When it comes to personal finance, the rules may have changed, but the time-tested principles of sound personal financial management haven't. Those starting out on their paths to financial security just need to learn them better and apply them earlier than ever before - ideally, right from the start.
Previous generations have had some help in achieving financial security that young people can't count on today: generous employer pensions, steady housing price increases, and a well-funded Social Security program, to name a few. In short, the old "muddle through" approach won't cut it anymore - not even close. A steady income is still a must, but parlaying this into long-term financial security is now an entirely different proposition than ever before. The institutions of the past can no longer be relied upon to handle the process; each person now needs to manage the long-term financial planning and decision making on their own.
Fortunately, though, anyone just starting out can still achieve a very strong financial future from almost any income level - but only by doing the right things to make it happen. Those things aren't particularly hard to understand or to do, but it is important to do them right, to do them consistently, and to do them in the right order. Most importantly, if you get an early start, the risks are minimal and the payoff is substantial. But each year that passes, the risks go up and the payoff goes down. If you have just started out in your financial life, or if you are just about to, and you want a complete and practical education in the fundamentals of personal finance for a secure future, then this book is for you. Chris Smith guides readers through the basics of saving, investing, and financial planning in language that is clear, accessible, and lively, making difficult concepts understandable to the novice, and enjoyable to those who already have some understanding. He shows readers how to apply this knowledge, and to avoid the most common pitfalls, to insure the best possible outcome for long-term financial security.

※ ※ ※

▸ Tasks and exercises
1: Duplicate a passage from the personal finance text word for word, beginning at the words "When it comes" and stopping after the words "from the start.".
2: According to the personal finance text, what forms of help did previous generations have in achieving financial security? List every one it names.
3: Answer these questions from the personal finance text.
(a) Which approach does the text say won't cut it anymore?
(b) According to the text, what happens to the risks and the payoff with each year that passes?
(c) Who guides readers through the basics of saving, investing, and financial planning?

※ ※ ※

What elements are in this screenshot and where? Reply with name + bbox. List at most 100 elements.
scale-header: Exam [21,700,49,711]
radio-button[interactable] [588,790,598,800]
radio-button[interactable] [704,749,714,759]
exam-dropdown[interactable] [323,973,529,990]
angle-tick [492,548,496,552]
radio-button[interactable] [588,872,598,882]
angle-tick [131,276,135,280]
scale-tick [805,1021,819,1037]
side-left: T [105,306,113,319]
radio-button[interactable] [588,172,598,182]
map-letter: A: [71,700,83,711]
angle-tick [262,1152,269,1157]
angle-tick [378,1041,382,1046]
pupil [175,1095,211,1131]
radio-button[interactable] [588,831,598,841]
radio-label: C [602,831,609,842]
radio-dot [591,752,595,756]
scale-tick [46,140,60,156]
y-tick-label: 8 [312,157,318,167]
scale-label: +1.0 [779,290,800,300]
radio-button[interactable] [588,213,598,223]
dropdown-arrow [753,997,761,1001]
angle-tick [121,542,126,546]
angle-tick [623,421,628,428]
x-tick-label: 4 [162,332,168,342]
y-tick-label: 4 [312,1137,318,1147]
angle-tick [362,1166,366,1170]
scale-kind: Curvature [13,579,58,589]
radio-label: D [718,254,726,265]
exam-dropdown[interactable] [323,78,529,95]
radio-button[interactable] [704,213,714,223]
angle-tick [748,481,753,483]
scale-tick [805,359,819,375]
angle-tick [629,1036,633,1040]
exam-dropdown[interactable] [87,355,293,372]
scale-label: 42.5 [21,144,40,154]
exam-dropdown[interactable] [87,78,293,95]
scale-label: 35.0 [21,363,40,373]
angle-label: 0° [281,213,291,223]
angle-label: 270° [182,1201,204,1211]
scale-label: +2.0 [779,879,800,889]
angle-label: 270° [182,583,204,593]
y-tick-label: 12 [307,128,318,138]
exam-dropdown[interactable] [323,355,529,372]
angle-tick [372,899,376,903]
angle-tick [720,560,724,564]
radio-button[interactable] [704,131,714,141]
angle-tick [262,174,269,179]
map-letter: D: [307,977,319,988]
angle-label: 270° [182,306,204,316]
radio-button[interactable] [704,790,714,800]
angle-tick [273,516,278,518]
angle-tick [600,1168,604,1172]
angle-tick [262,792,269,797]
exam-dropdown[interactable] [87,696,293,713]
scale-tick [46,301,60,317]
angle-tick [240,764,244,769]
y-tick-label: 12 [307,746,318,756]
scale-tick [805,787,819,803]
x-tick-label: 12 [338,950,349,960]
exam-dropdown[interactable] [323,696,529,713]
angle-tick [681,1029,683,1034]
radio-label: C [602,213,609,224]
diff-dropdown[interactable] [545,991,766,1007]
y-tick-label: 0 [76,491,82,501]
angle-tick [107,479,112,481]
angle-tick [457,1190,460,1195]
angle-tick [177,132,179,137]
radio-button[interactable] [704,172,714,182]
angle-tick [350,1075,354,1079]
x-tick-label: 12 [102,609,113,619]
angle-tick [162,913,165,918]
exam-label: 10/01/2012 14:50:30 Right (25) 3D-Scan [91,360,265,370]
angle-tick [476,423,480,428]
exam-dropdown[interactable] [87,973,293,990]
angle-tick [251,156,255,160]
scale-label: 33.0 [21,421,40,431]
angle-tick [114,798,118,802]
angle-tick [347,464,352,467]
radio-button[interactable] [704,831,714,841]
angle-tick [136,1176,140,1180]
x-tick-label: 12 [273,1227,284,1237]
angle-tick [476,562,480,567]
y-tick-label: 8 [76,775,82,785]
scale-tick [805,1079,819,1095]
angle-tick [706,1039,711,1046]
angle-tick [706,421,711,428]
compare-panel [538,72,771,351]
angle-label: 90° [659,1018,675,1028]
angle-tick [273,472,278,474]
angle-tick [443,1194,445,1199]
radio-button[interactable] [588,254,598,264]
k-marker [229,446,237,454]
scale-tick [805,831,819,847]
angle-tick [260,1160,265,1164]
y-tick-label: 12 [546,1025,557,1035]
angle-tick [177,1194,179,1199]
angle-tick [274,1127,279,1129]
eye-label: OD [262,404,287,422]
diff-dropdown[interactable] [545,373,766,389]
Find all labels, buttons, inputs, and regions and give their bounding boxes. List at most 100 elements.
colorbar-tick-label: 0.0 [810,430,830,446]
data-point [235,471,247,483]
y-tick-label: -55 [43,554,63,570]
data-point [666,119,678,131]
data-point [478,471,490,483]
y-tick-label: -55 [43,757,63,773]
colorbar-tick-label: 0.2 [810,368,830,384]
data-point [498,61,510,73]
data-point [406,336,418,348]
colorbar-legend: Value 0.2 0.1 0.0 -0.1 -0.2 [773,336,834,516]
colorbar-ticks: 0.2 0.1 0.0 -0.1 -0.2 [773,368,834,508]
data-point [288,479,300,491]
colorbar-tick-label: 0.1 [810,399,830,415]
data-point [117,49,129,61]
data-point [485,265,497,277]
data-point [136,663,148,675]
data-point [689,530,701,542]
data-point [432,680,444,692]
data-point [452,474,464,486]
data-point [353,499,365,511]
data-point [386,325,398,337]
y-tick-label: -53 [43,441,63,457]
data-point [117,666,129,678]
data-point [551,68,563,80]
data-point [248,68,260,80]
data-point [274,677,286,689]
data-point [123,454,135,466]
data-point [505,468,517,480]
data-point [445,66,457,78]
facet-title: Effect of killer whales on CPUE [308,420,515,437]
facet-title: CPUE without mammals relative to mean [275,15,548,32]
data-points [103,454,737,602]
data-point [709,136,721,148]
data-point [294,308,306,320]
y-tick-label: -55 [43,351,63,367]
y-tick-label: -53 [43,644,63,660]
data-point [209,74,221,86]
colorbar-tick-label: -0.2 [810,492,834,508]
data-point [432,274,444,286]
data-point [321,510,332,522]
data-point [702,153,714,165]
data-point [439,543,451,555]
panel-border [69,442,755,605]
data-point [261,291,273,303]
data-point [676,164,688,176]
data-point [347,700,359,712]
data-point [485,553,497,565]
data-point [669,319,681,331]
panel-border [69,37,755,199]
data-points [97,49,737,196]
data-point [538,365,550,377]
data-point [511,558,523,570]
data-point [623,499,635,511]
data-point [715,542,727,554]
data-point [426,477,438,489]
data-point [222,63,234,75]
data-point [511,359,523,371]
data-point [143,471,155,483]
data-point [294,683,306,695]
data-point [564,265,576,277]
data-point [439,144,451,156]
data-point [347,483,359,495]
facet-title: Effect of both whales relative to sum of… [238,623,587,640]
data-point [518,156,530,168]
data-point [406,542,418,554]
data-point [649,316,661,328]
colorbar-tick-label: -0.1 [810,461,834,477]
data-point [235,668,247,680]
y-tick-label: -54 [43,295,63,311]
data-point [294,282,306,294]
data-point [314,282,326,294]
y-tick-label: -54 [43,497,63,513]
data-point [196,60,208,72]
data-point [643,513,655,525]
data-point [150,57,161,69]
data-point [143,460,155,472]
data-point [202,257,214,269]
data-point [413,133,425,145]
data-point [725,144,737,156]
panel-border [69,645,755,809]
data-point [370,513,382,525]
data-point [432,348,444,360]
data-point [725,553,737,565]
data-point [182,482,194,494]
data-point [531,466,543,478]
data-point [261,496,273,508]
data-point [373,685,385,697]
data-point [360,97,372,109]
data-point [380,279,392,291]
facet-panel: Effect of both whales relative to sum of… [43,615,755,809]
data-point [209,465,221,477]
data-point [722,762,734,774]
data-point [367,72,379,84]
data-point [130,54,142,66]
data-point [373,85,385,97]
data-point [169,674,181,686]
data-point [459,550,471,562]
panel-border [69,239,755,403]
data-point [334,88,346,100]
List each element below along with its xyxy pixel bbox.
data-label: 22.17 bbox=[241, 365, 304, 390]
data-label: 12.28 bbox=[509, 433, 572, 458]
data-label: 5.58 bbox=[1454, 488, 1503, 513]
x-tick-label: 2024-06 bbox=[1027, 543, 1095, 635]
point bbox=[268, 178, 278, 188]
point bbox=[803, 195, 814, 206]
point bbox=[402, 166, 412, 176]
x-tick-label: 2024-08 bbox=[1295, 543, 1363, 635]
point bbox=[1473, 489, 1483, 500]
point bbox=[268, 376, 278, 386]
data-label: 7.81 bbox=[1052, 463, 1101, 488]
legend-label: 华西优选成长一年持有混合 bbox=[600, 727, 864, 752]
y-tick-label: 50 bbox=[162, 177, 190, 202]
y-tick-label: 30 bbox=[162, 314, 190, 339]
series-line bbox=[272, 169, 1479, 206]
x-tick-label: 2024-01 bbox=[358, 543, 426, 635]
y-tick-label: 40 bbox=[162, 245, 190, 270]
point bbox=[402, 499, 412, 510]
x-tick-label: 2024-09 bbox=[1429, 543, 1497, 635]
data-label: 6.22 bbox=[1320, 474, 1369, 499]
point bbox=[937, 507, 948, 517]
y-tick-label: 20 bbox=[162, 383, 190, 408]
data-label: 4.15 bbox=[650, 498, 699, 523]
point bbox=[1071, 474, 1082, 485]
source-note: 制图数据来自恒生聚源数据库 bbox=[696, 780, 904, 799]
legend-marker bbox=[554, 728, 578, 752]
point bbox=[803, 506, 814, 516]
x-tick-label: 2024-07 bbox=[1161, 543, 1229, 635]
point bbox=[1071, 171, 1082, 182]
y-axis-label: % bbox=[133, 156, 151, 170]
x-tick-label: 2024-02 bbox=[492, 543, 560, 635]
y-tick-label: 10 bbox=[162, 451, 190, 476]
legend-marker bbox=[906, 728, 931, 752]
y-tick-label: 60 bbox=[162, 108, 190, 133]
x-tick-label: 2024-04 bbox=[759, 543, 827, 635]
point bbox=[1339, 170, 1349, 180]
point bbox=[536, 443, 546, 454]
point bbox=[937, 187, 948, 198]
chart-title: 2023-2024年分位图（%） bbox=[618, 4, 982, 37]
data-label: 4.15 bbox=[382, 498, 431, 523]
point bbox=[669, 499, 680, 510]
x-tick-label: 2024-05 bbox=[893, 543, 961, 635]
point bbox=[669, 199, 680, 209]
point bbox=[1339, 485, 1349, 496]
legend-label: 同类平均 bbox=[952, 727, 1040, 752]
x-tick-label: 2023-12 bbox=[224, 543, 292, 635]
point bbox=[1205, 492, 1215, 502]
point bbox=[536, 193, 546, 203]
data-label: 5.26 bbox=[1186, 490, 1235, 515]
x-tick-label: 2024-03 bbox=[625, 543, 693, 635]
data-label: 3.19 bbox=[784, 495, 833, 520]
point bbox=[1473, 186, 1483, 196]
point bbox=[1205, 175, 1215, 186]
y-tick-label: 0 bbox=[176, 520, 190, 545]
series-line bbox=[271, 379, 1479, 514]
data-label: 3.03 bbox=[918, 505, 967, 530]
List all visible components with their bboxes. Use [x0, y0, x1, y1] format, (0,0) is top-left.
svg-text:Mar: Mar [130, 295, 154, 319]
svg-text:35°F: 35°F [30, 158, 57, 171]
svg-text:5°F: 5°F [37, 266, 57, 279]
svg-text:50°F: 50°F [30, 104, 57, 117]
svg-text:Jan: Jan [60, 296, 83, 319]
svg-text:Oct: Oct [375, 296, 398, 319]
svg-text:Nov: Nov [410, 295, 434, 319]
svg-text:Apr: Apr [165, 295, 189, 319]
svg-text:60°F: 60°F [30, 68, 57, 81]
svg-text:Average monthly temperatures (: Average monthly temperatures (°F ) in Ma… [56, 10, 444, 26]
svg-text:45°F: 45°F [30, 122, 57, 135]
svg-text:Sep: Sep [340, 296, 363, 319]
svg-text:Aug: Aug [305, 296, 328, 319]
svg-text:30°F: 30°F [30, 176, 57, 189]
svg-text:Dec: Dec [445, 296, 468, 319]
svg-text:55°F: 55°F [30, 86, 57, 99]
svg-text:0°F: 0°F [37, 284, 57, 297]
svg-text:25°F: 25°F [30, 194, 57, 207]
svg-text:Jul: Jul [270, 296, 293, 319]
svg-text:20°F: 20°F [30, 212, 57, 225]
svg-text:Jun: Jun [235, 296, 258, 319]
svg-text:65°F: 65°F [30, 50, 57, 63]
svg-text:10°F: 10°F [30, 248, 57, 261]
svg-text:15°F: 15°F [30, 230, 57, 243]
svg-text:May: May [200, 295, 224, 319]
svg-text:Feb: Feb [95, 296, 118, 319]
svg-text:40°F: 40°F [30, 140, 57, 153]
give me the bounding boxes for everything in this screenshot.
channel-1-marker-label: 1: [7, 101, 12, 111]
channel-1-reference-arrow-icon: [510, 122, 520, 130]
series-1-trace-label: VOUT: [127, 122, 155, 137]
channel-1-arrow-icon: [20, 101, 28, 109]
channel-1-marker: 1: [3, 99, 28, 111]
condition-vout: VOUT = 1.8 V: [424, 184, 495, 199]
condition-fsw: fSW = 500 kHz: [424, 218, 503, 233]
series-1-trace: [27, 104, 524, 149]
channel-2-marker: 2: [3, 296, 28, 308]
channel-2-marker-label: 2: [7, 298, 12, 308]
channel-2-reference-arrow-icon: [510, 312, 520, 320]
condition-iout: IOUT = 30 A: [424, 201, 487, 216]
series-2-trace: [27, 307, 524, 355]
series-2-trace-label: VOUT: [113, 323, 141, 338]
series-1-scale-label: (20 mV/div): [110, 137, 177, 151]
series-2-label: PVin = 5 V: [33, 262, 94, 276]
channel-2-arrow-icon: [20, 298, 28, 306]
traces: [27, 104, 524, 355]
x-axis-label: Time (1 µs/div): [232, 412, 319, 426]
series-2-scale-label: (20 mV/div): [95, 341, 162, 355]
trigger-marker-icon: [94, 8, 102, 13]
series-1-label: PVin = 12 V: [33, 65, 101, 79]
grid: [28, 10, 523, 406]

※ ※ ※

▸ Task responses
1:
When it comes to personal finance, the rules may have changed, but the time-tested principles of sound personal financial management haven't. Those starting out on their paths to financial security just need to learn them better and apply them earlier than ever before - ideally, right from the start.

2:
- Generous employer pensions
- Steady housing price increases
- A well-funded Social Security program

3:
(a) The old "muddle through" approach.
(b) The risks go up and the payoff goes down.
(c) Chris Smith.